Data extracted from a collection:
##############################

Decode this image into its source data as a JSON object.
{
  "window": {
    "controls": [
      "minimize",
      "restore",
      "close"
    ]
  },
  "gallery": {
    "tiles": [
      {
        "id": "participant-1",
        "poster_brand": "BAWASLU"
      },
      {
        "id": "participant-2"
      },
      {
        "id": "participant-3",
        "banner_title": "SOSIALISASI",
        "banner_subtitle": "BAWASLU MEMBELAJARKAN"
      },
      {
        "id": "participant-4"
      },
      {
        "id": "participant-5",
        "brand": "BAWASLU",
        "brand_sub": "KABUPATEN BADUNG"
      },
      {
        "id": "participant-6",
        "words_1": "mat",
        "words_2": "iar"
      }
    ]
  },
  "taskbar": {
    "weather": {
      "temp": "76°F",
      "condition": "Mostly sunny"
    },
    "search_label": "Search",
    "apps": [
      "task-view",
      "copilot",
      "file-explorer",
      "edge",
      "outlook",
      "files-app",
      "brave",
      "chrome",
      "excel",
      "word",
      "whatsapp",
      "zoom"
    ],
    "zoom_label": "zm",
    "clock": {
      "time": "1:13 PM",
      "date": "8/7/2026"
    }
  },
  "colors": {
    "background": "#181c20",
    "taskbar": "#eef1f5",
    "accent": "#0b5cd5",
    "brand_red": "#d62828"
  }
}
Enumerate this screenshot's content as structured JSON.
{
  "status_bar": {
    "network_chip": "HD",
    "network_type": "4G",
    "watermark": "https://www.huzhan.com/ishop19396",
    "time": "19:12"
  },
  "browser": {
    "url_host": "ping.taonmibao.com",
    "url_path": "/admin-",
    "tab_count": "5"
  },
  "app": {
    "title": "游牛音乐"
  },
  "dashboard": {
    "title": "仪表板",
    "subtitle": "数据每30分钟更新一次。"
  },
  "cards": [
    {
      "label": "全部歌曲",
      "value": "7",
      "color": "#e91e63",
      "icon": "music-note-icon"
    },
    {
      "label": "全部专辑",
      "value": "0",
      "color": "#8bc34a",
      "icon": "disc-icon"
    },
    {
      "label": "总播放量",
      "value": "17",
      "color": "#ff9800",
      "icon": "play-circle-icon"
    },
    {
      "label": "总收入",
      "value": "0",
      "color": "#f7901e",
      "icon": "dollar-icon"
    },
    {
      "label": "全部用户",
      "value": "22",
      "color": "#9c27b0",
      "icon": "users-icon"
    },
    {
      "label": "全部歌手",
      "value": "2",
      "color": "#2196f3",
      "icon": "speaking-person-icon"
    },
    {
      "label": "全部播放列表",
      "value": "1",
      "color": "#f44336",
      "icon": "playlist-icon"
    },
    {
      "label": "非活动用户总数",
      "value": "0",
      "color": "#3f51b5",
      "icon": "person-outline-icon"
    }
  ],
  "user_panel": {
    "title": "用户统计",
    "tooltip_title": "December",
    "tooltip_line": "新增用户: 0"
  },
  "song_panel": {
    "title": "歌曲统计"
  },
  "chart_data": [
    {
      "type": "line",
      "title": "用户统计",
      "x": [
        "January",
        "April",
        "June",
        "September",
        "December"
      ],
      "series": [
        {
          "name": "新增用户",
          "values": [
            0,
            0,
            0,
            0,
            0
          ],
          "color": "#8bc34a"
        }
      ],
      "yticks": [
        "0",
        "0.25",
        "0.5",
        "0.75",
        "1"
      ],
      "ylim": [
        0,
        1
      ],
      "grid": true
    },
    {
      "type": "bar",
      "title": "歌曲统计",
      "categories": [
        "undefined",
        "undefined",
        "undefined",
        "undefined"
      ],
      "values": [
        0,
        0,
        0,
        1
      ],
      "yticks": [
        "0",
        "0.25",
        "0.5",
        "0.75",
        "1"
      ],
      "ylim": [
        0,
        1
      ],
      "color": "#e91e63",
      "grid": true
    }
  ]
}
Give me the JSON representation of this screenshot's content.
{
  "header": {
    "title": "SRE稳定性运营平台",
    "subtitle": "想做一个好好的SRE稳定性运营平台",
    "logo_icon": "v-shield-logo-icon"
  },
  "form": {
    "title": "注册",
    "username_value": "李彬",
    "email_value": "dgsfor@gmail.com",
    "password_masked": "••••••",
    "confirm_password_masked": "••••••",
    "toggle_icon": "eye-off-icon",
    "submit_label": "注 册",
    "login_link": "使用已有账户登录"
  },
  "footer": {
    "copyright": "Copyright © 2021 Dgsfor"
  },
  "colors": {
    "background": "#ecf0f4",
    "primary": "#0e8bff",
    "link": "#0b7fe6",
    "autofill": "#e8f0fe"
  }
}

##############################

Establish how many lines of the material above hold the word "participant". Nothing but the count should be returned.

6